Data entries

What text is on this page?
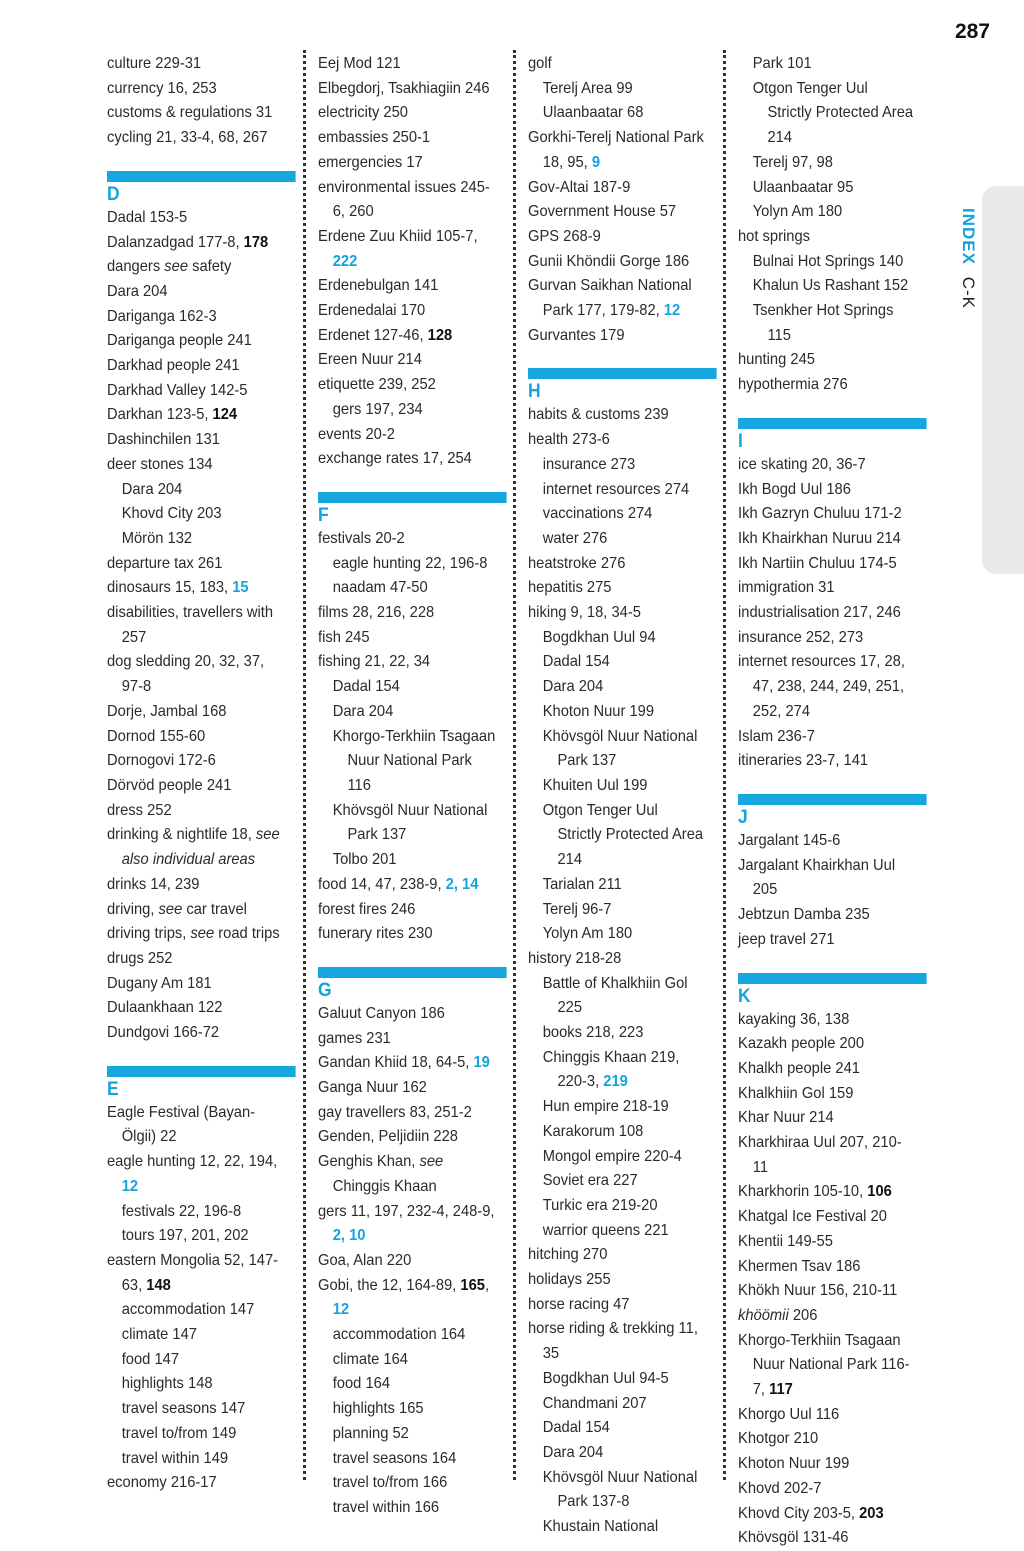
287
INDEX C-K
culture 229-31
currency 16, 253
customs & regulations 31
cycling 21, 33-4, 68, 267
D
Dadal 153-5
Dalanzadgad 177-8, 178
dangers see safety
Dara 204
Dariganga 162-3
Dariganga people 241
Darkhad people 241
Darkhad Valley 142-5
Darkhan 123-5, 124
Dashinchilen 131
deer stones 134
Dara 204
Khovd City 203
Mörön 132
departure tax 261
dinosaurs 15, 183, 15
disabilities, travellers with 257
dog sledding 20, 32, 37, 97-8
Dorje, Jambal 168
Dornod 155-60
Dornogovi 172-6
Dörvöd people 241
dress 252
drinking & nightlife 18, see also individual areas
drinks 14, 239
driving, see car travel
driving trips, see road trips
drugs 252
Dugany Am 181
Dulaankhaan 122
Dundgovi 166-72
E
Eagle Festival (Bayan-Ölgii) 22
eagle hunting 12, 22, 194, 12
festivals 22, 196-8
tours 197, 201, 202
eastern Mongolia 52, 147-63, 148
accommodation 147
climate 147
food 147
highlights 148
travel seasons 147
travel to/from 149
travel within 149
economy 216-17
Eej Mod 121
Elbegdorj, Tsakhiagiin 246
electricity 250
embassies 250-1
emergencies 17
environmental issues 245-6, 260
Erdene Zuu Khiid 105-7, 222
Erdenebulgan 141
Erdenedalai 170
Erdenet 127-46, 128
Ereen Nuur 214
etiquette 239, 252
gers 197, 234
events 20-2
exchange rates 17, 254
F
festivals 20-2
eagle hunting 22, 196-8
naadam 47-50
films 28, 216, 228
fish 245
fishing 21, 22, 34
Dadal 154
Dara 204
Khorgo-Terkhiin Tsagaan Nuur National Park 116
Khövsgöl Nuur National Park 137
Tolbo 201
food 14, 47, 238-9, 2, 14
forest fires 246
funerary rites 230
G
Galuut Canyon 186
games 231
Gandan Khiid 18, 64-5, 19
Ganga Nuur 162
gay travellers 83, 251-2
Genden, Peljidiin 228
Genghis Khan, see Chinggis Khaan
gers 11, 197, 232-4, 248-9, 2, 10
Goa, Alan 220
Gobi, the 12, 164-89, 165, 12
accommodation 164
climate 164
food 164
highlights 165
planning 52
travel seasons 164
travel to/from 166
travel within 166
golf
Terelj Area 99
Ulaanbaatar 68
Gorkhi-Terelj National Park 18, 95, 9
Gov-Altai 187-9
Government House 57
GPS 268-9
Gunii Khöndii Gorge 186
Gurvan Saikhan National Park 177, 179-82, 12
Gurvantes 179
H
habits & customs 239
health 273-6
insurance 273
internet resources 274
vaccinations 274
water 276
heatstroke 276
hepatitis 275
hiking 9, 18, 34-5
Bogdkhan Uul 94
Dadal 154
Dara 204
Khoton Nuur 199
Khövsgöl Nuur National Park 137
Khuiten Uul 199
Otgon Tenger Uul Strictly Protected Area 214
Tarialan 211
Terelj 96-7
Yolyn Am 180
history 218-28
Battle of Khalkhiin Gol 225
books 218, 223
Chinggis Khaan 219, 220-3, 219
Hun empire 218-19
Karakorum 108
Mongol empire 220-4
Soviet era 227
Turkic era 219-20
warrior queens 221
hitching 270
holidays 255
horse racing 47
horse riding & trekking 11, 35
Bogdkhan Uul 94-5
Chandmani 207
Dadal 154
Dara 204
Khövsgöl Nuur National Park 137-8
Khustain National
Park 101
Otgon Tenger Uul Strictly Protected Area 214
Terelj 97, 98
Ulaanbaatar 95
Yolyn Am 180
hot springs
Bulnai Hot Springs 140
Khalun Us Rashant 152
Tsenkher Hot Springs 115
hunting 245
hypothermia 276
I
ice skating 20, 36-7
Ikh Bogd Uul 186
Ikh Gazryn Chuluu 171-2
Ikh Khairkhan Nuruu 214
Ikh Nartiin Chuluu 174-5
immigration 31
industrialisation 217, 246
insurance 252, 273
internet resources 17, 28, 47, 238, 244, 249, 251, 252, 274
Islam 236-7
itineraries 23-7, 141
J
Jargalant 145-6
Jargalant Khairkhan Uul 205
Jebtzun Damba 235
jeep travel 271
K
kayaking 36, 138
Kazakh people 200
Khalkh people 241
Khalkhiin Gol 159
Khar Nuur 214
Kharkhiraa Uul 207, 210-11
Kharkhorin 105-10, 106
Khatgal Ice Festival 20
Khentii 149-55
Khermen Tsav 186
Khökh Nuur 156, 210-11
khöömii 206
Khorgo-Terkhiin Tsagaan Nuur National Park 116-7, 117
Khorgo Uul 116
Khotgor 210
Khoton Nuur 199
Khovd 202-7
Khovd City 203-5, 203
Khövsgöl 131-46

Task directions
All of the material above is to be copied exactly, except for its images.

Answer to this task
What text is on this page?
287
INDEX C-K
culture 229-31
currency 16, 253
customs & regulations 31
cycling 21, 33-4, 68, 267
D
Dadal 153-5
Dalanzadgad 177-8, 178
dangers see safety
Dara 204
Dariganga 162-3
Dariganga people 241
Darkhad people 241
Darkhad Valley 142-5
Darkhan 123-5, 124
Dashinchilen 131
deer stones 134
Dara 204
Khovd City 203
Mörön 132
departure tax 261
dinosaurs 15, 183, 15
disabilities, travellers with 257
dog sledding 20, 32, 37, 97-8
Dorje, Jambal 168
Dornod 155-60
Dornogovi 172-6
Dörvöd people 241
dress 252
drinking & nightlife 18, see also individual areas
drinks 14, 239
driving, see car travel
driving trips, see road trips
drugs 252
Dugany Am 181
Dulaankhaan 122
Dundgovi 166-72
E
Eagle Festival (Bayan-Ölgii) 22
eagle hunting 12, 22, 194, 12
festivals 22, 196-8
tours 197, 201, 202
eastern Mongolia 52, 147-63, 148
accommodation 147
climate 147
food 147
highlights 148
travel seasons 147
travel to/from 149
travel within 149
economy 216-17
Eej Mod 121
Elbegdorj, Tsakhiagiin 246
electricity 250
embassies 250-1
emergencies 17
environmental issues 245-6, 260
Erdene Zuu Khiid 105-7, 222
Erdenebulgan 141
Erdenedalai 170
Erdenet 127-46, 128
Ereen Nuur 214
etiquette 239, 252
gers 197, 234
events 20-2
exchange rates 17, 254
F
festivals 20-2
eagle hunting 22, 196-8
naadam 47-50
films 28, 216, 228
fish 245
fishing 21, 22, 34
Dadal 154
Dara 204
Khorgo-Terkhiin Tsagaan Nuur National Park 116
Khövsgöl Nuur National Park 137
Tolbo 201
food 14, 47, 238-9, 2, 14
forest fires 246
funerary rites 230
G
Galuut Canyon 186
games 231
Gandan Khiid 18, 64-5, 19
Ganga Nuur 162
gay travellers 83, 251-2
Genden, Peljidiin 228
Genghis Khan, see Chinggis Khaan
gers 11, 197, 232-4, 248-9, 2, 10
Goa, Alan 220
Gobi, the 12, 164-89, 165, 12
accommodation 164
climate 164
food 164
highlights 165
planning 52
travel seasons 164
travel to/from 166
travel within 166
golf
Terelj Area 99
Ulaanbaatar 68
Gorkhi-Terelj National Park 18, 95, 9
Gov-Altai 187-9
Government House 57
GPS 268-9
Gunii Khöndii Gorge 186
Gurvan Saikhan National Park 177, 179-82, 12
Gurvantes 179
H
habits & customs 239
health 273-6
insurance 273
internet resources 274
vaccinations 274
water 276
heatstroke 276
hepatitis 275
hiking 9, 18, 34-5
Bogdkhan Uul 94
Dadal 154
Dara 204
Khoton Nuur 199
Khövsgöl Nuur National Park 137
Khuiten Uul 199
Otgon Tenger Uul Strictly Protected Area 214
Tarialan 211
Terelj 96-7
Yolyn Am 180
history 218-28
Battle of Khalkhiin Gol 225
books 218, 223
Chinggis Khaan 219, 220-3, 219
Hun empire 218-19
Karakorum 108
Mongol empire 220-4
Soviet era 227
Turkic era 219-20
warrior queens 221
hitching 270
holidays 255
horse racing 47
horse riding & trekking 11, 35
Bogdkhan Uul 94-5
Chandmani 207
Dadal 154
Dara 204
Khövsgöl Nuur National Park 137-8
Khustain National
Park 101
Otgon Tenger Uul Strictly Protected Area 214
Terelj 97, 98
Ulaanbaatar 95
Yolyn Am 180
hot springs
Bulnai Hot Springs 140
Khalun Us Rashant 152
Tsenkher Hot Springs 115
hunting 245
hypothermia 276
I
ice skating 20, 36-7
Ikh Bogd Uul 186
Ikh Gazryn Chuluu 171-2
Ikh Khairkhan Nuruu 214
Ikh Nartiin Chuluu 174-5
immigration 31
industrialisation 217, 246
insurance 252, 273
internet resources 17, 28, 47, 238, 244, 249, 251, 252, 274
Islam 236-7
itineraries 23-7, 141
J
Jargalant 145-6
Jargalant Khairkhan Uul 205
Jebtzun Damba 235
jeep travel 271
K
kayaking 36, 138
Kazakh people 200
Khalkh people 241
Khalkhiin Gol 159
Khar Nuur 214
Kharkhiraa Uul 207, 210-11
Kharkhorin 105-10, 106
Khatgal Ice Festival 20
Khentii 149-55
Khermen Tsav 186
Khökh Nuur 156, 210-11
khöömii 206
Khorgo-Terkhiin Tsagaan Nuur National Park 116-7, 117
Khorgo Uul 116
Khotgor 210
Khoton Nuur 199
Khovd 202-7
Khovd City 203-5, 203
Khövsgöl 131-46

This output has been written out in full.